-- begin SELECTED EXTRACT --
16 November 2020 – Gordon Legal announces today the settlement of the Robodebt Class Action, subject to the approval of the Federal Court of Australia.

The settlement reached with the Commonwealth of Australia means that if approved by the Court, since the commencement of the Robodebt Class Action, more than $1.2 billion in financial benefit will have been provided to approximately 400,000 group members.

In settling the class action, the Commonwealth has not admitted that it was legally liable to Group Members.


The total financial outcome achieved is made up as follows:

  • The Commonwealth has today agreed to pay $112 million in compensation to approximately 400,000 eligible individual Group Members, including legal costs;
  • The Commonwealth is repaying more than $720 million in debts collected from Group Members invalidly and will continue to provide refunds;
  • The Commonwealth has agreed to drop claims for approximately $398 million in debts it had invalidly asserted against group members of the class action;
  • Subject to Court Approval, a Settlement Distribution Scheme will provide that eligible individual Group Members’ entitlements will be assessed and all amounts due to them be paid in 2021.

Subject to approval by the Court, a notice setting out the details of the proposed Settlement Distribution Scheme and the Court approval process will be provided to all Group Members.
-- end SELECTED EXTRACT --
-- begin DATA EXTRACT --
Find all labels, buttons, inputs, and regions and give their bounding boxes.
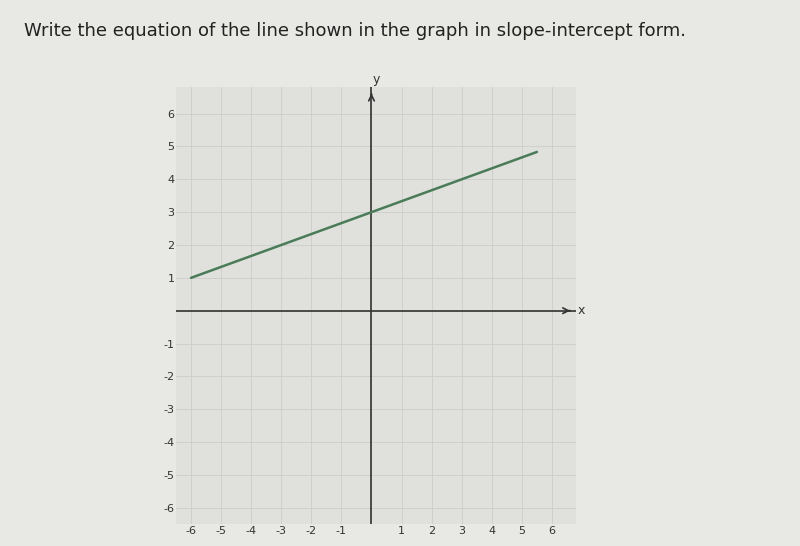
Text: Write the equation of the line shown in the graph in slope-intercept form.: Write the equation of the line shown in …: [24, 22, 686, 40]
Text: x: x: [578, 304, 585, 317]
Text: y: y: [372, 73, 380, 86]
-- end DATA EXTRACT --
PROBLEM
Write out the Robodebt settlement announcement again in full, word for word.

SOLUTION TO THIS EXERCISE
16 November 2020 – Gordon Legal announces today the settlement of the Robodebt Class Action, subject to the approval of the Federal Court of Australia.

The settlement reached with the Commonwealth of Australia means that if approved by the Court, since the commencement of the Robodebt Class Action, more than $1.2 billion in financial benefit will have been provided to approximately 400,000 group members.

In settling the class action, the Commonwealth has not admitted that it was legally liable to Group Members.


The total financial outcome achieved is made up as follows:

  • The Commonwealth has today agreed to pay $112 million in compensation to approximately 400,000 eligible individual Group Members, including legal costs;
  • The Commonwealth is repaying more than $720 million in debts collected from Group Members invalidly and will continue to provide refunds;
  • The Commonwealth has agreed to drop claims for approximately $398 million in debts it had invalidly asserted against group members of the class action;
  • Subject to Court Approval, a Settlement Distribution Scheme will provide that eligible individual Group Members’ entitlements will be assessed and all amounts due to them be paid in 2021.

Subject to approval by the Court, a notice setting out the details of the proposed Settlement Distribution Scheme and the Court approval process will be provided to all Group Members.